[Stored data]
— begin —

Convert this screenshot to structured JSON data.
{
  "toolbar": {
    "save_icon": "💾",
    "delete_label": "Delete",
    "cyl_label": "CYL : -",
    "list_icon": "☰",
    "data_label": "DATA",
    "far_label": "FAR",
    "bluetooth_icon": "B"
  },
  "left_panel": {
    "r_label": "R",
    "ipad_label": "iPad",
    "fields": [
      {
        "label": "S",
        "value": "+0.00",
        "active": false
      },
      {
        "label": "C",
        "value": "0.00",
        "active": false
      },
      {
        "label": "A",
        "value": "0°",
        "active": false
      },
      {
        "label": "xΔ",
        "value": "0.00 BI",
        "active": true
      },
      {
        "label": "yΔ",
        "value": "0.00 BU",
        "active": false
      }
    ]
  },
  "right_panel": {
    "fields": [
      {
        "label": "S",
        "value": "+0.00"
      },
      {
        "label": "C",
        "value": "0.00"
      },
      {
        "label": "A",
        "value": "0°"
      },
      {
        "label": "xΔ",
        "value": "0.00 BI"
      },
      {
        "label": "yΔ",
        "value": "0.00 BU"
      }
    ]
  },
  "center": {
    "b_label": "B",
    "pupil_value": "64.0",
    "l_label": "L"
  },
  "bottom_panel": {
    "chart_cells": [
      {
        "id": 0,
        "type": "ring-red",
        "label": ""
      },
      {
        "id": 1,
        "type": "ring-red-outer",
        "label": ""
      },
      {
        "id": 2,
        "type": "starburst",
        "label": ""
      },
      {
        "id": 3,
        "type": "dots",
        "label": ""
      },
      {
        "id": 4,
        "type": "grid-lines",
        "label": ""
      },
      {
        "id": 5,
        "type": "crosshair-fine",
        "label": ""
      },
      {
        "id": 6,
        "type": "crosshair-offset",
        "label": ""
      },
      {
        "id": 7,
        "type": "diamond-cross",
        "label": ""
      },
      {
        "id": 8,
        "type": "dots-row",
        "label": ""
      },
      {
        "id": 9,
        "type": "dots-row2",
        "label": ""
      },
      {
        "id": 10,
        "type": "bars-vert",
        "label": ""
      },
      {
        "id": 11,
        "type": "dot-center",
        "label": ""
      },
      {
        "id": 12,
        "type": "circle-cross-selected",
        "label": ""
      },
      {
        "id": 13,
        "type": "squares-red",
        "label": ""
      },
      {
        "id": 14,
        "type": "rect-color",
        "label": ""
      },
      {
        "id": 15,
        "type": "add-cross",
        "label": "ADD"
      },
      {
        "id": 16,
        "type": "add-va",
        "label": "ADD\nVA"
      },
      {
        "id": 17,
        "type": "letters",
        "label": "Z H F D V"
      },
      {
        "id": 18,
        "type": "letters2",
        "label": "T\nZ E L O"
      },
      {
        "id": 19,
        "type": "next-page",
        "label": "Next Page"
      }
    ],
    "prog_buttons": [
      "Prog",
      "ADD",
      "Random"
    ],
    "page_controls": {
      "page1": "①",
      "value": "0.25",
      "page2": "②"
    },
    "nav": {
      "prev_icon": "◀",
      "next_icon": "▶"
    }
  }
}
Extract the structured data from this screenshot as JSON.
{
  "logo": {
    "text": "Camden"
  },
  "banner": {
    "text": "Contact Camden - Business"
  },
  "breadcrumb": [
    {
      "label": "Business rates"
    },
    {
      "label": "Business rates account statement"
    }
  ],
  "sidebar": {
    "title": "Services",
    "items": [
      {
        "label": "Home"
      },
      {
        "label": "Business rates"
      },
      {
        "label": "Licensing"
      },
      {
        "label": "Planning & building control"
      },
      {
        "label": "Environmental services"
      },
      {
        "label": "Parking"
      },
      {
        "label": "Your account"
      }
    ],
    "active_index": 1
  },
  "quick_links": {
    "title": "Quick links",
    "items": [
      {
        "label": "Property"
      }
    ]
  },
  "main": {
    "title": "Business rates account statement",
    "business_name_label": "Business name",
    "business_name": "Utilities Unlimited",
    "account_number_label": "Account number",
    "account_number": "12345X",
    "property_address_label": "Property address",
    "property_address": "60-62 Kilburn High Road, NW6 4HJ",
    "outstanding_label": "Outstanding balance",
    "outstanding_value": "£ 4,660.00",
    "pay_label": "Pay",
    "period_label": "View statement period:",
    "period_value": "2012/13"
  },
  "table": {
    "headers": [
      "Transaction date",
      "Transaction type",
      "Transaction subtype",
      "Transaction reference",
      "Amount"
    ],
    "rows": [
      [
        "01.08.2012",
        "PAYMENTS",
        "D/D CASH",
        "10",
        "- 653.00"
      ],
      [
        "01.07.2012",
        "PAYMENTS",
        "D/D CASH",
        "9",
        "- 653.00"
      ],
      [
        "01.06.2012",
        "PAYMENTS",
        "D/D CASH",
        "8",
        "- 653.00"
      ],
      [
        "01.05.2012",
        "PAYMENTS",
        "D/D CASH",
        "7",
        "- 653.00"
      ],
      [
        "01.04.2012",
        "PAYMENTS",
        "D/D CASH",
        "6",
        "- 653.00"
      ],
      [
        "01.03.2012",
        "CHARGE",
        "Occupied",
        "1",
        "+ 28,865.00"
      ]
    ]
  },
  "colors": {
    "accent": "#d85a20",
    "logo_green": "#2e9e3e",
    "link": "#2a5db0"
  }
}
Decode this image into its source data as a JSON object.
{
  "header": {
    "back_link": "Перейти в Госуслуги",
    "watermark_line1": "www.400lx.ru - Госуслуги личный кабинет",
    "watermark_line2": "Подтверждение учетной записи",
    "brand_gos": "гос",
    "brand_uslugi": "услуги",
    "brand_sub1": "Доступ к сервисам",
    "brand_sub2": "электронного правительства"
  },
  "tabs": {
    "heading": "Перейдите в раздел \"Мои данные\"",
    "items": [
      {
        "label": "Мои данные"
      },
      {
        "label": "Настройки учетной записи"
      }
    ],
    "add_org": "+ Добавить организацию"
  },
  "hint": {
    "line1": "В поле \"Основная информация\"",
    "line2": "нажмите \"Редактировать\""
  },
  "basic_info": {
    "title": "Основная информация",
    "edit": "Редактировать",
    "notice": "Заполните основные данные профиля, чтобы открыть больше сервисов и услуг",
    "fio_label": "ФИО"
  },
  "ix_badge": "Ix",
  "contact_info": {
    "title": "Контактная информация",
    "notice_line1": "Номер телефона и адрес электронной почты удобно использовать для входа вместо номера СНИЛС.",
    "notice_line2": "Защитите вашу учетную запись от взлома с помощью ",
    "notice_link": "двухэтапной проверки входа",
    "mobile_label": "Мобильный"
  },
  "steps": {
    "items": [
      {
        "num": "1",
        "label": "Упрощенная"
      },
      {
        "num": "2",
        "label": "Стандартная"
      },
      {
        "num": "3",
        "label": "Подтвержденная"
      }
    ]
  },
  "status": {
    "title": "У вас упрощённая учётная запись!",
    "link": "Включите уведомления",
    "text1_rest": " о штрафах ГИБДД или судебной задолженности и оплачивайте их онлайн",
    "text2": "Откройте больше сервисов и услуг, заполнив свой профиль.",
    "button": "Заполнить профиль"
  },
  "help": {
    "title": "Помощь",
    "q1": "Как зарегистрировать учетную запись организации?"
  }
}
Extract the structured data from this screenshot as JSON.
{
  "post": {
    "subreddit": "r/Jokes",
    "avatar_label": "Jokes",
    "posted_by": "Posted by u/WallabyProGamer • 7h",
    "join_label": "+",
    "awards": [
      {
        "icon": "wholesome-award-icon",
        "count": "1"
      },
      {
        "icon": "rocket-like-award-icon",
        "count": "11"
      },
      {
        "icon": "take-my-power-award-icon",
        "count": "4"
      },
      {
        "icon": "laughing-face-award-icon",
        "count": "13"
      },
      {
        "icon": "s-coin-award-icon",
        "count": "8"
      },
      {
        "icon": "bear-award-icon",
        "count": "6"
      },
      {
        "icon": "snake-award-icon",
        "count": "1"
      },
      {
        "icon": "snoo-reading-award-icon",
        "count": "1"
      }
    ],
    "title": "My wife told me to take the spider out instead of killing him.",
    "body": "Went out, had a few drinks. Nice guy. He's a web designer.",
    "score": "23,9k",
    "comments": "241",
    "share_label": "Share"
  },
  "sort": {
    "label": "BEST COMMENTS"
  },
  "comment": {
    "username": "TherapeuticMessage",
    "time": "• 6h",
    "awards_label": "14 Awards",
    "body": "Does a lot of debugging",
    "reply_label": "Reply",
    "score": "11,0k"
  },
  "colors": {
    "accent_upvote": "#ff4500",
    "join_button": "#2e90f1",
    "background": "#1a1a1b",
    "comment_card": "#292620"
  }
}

— end —

Exercise:
Search the listing for the word "записи" and return each line that holds it.

Final result:
    "watermark_line2": "Подтверждение учетной записи",
        "label": "Настройки учетной записи"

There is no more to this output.